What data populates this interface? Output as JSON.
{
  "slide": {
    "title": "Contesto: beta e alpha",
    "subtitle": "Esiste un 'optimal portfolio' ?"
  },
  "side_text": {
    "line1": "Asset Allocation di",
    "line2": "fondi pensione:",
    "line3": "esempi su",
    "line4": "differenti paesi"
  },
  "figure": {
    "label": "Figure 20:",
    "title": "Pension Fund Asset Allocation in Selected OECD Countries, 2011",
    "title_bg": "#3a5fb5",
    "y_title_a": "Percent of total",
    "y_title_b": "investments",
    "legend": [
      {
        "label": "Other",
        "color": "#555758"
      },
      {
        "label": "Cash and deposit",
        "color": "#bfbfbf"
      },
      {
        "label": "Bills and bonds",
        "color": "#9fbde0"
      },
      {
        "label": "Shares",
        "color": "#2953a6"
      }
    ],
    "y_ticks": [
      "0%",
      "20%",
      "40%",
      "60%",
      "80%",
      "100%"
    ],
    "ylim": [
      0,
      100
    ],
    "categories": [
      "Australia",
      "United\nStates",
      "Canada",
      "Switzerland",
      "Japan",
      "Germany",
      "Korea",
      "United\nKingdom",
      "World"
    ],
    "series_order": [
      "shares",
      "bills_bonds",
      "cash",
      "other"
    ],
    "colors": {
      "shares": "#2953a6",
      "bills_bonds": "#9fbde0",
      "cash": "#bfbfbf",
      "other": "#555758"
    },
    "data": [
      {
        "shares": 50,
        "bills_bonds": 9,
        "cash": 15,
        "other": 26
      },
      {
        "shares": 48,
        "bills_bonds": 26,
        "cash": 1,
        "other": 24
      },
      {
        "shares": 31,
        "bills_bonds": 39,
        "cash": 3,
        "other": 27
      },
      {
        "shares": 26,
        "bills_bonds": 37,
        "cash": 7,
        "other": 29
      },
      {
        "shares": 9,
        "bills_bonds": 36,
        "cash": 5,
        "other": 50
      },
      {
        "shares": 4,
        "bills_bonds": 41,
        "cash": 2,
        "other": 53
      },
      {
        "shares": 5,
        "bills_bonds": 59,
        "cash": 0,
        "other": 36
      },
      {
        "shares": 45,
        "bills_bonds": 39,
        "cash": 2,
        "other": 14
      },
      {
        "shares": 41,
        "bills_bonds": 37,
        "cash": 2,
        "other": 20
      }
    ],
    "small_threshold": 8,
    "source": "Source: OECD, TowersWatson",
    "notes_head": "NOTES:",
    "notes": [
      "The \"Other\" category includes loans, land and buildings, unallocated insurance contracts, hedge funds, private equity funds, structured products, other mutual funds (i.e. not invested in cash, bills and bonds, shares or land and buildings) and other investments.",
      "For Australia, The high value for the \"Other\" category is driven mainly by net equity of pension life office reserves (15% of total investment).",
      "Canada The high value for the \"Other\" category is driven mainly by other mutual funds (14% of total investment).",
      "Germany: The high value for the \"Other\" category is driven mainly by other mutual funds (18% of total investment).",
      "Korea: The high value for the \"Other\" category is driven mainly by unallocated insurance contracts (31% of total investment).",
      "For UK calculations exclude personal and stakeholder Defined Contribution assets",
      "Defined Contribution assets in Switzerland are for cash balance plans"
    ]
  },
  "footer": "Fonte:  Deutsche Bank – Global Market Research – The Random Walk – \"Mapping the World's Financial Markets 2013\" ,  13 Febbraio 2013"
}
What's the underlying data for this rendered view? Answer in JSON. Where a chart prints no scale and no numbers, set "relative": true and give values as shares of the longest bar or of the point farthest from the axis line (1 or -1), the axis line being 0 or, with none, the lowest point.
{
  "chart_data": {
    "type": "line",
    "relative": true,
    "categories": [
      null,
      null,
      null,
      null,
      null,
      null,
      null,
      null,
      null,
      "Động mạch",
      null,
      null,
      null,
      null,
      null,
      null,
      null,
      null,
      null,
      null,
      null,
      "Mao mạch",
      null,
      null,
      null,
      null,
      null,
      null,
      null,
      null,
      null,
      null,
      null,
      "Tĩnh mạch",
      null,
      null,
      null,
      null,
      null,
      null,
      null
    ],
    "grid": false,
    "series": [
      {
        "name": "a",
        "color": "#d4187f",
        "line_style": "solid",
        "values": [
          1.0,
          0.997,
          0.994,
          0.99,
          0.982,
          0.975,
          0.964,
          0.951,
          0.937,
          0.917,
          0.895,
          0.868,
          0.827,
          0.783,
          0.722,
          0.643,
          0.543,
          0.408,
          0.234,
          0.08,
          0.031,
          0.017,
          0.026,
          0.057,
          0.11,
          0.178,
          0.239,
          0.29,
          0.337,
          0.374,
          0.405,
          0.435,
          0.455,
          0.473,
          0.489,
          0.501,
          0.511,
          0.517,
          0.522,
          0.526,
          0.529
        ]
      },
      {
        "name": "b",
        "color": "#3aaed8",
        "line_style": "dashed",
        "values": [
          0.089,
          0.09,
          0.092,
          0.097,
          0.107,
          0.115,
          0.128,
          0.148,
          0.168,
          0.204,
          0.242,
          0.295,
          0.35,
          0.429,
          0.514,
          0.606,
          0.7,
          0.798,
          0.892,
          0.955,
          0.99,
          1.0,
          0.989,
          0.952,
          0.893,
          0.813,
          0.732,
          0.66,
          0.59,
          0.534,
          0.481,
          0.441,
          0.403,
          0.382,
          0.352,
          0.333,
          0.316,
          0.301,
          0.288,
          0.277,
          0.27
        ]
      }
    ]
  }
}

┄┄┄┄┄┄┄┄┄┄

Given task:
Copy every line of the records word for word.

Result of this exercise:
What data populates this interface? Output as JSON.
{
  "slide": {
    "title": "Contesto: beta e alpha",
    "subtitle": "Esiste un 'optimal portfolio' ?"
  },
  "side_text": {
    "line1": "Asset Allocation di",
    "line2": "fondi pensione:",
    "line3": "esempi su",
    "line4": "differenti paesi"
  },
  "figure": {
    "label": "Figure 20:",
    "title": "Pension Fund Asset Allocation in Selected OECD Countries, 2011",
    "title_bg": "#3a5fb5",
    "y_title_a": "Percent of total",
    "y_title_b": "investments",
    "legend": [
      {
        "label": "Other",
        "color": "#555758"
      },
      {
        "label": "Cash and deposit",
        "color": "#bfbfbf"
      },
      {
        "label": "Bills and bonds",
        "color": "#9fbde0"
      },
      {
        "label": "Shares",
        "color": "#2953a6"
      }
    ],
    "y_ticks": [
      "0%",
      "20%",
      "40%",
      "60%",
      "80%",
      "100%"
    ],
    "ylim": [
      0,
      100
    ],
    "categories": [
      "Australia",
      "United\nStates",
      "Canada",
      "Switzerland",
      "Japan",
      "Germany",
      "Korea",
      "United\nKingdom",
      "World"
    ],
    "series_order": [
      "shares",
      "bills_bonds",
      "cash",
      "other"
    ],
    "colors": {
      "shares": "#2953a6",
      "bills_bonds": "#9fbde0",
      "cash": "#bfbfbf",
      "other": "#555758"
    },
    "data": [
      {
        "shares": 50,
        "bills_bonds": 9,
        "cash": 15,
        "other": 26
      },
      {
        "shares": 48,
        "bills_bonds": 26,
        "cash": 1,
        "other": 24
      },
      {
        "shares": 31,
        "bills_bonds": 39,
        "cash": 3,
        "other": 27
      },
      {
        "shares": 26,
        "bills_bonds": 37,
        "cash": 7,
        "other": 29
      },
      {
        "shares": 9,
        "bills_bonds": 36,
        "cash": 5,
        "other": 50
      },
      {
        "shares": 4,
        "bills_bonds": 41,
        "cash": 2,
        "other": 53
      },
      {
        "shares": 5,
        "bills_bonds": 59,
        "cash": 0,
        "other": 36
      },
      {
        "shares": 45,
        "bills_bonds": 39,
        "cash": 2,
        "other": 14
      },
      {
        "shares": 41,
        "bills_bonds": 37,
        "cash": 2,
        "other": 20
      }
    ],
    "small_threshold": 8,
    "source": "Source: OECD, TowersWatson",
    "notes_head": "NOTES:",
    "notes": [
      "The \"Other\" category includes loans, land and buildings, unallocated insurance contracts, hedge funds, private equity funds, structured products, other mutual funds (i.e. not invested in cash, bills and bonds, shares or land and buildings) and other investments.",
      "For Australia, The high value for the \"Other\" category is driven mainly by net equity of pension life office reserves (15% of total investment).",
      "Canada The high value for the \"Other\" category is driven mainly by other mutual funds (14% of total investment).",
      "Germany: The high value for the \"Other\" category is driven mainly by other mutual funds (18% of total investment).",
      "Korea: The high value for the \"Other\" category is driven mainly by unallocated insurance contracts (31% of total investment).",
      "For UK calculations exclude personal and stakeholder Defined Contribution assets",
      "Defined Contribution assets in Switzerland are for cash balance plans"
    ]
  },
  "footer": "Fonte:  Deutsche Bank – Global Market Research – The Random Walk – \"Mapping the World's Financial Markets 2013\" ,  13 Febbraio 2013"
}
What's the underlying data for this rendered view? Answer in JSON. Where a chart prints no scale and no numbers, set "relative": true and give values as shares of the longest bar or of the point farthest from the axis line (1 or -1), the axis line being 0 or, with none, the lowest point.
{
  "chart_data": {
    "type": "line",
    "relative": true,
    "categories": [
      null,
      null,
      null,
      null,
      null,
      null,
      null,
      null,
      null,
      "Động mạch",
      null,
      null,
      null,
      null,
      null,
      null,
      null,
      null,
      null,
      null,
      null,
      "Mao mạch",
      null,
      null,
      null,
      null,
      null,
      null,
      null,
      null,
      null,
      null,
      null,
      "Tĩnh mạch",
      null,
      null,
      null,
      null,
      null,
      null,
      null
    ],
    "grid": false,
    "series": [
      {
        "name": "a",
        "color": "#d4187f",
        "line_style": "solid",
        "values": [
          1.0,
          0.997,
          0.994,
          0.99,
          0.982,
          0.975,
          0.964,
          0.951,
          0.937,
          0.917,
          0.895,
          0.868,
          0.827,
          0.783,
          0.722,
          0.643,
          0.543,
          0.408,
          0.234,
          0.08,
          0.031,
          0.017,
          0.026,
          0.057,
          0.11,
          0.178,
          0.239,
          0.29,
          0.337,
          0.374,
          0.405,
          0.435,
          0.455,
          0.473,
          0.489,
          0.501,
          0.511,
          0.517,
          0.522,
          0.526,
          0.529
        ]
      },
      {
        "name": "b",
        "color": "#3aaed8",
        "line_style": "dashed",
        "values": [
          0.089,
          0.09,
          0.092,
          0.097,
          0.107,
          0.115,
          0.128,
          0.148,
          0.168,
          0.204,
          0.242,
          0.295,
          0.35,
          0.429,
          0.514,
          0.606,
          0.7,
          0.798,
          0.892,
          0.955,
          0.99,
          1.0,
          0.989,
          0.952,
          0.893,
          0.813,
          0.732,
          0.66,
          0.59,
          0.534,
          0.481,
          0.441,
          0.403,
          0.382,
          0.352,
          0.333,
          0.316,
          0.301,
          0.288,
          0.277,
          0.27
        ]
      }
    ]
  }
}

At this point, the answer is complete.